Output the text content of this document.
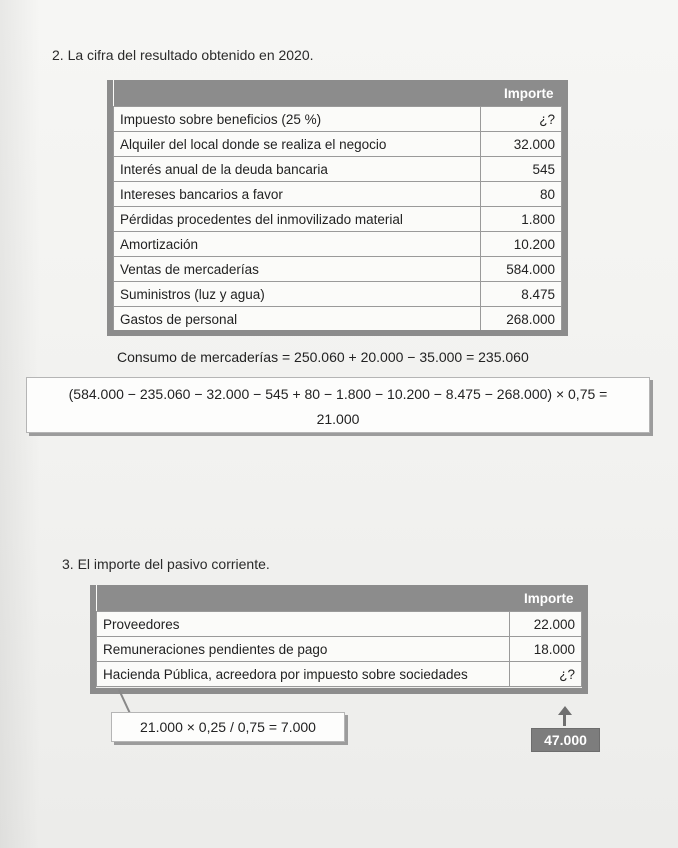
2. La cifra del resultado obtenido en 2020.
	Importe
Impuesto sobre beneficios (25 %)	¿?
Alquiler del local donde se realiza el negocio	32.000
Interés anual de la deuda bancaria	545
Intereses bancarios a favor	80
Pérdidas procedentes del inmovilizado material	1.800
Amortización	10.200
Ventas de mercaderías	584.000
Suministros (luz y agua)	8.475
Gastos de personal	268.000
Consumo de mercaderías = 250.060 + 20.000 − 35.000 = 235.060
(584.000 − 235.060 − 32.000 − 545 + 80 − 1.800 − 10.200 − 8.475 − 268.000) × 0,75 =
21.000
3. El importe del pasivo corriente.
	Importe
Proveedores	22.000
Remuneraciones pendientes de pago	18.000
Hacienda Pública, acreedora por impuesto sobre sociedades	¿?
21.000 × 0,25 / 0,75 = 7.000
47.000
* * * * *
**Task description:**
Restate the listing above word for word, and skip the pictures.

**Output below:**
Output the text content of this document.
2. La cifra del resultado obtenido en 2020.
	Importe
Impuesto sobre beneficios (25 %)	¿?
Alquiler del local donde se realiza el negocio	32.000
Interés anual de la deuda bancaria	545
Intereses bancarios a favor	80
Pérdidas procedentes del inmovilizado material	1.800
Amortización	10.200
Ventas de mercaderías	584.000
Suministros (luz y agua)	8.475
Gastos de personal	268.000
Consumo de mercaderías = 250.060 + 20.000 − 35.000 = 235.060
(584.000 − 235.060 − 32.000 − 545 + 80 − 1.800 − 10.200 − 8.475 − 268.000) × 0,75 =
21.000
3. El importe del pasivo corriente.
	Importe
Proveedores	22.000
Remuneraciones pendientes de pago	18.000
Hacienda Pública, acreedora por impuesto sobre sociedades	¿?
21.000 × 0,25 / 0,75 = 7.000
47.000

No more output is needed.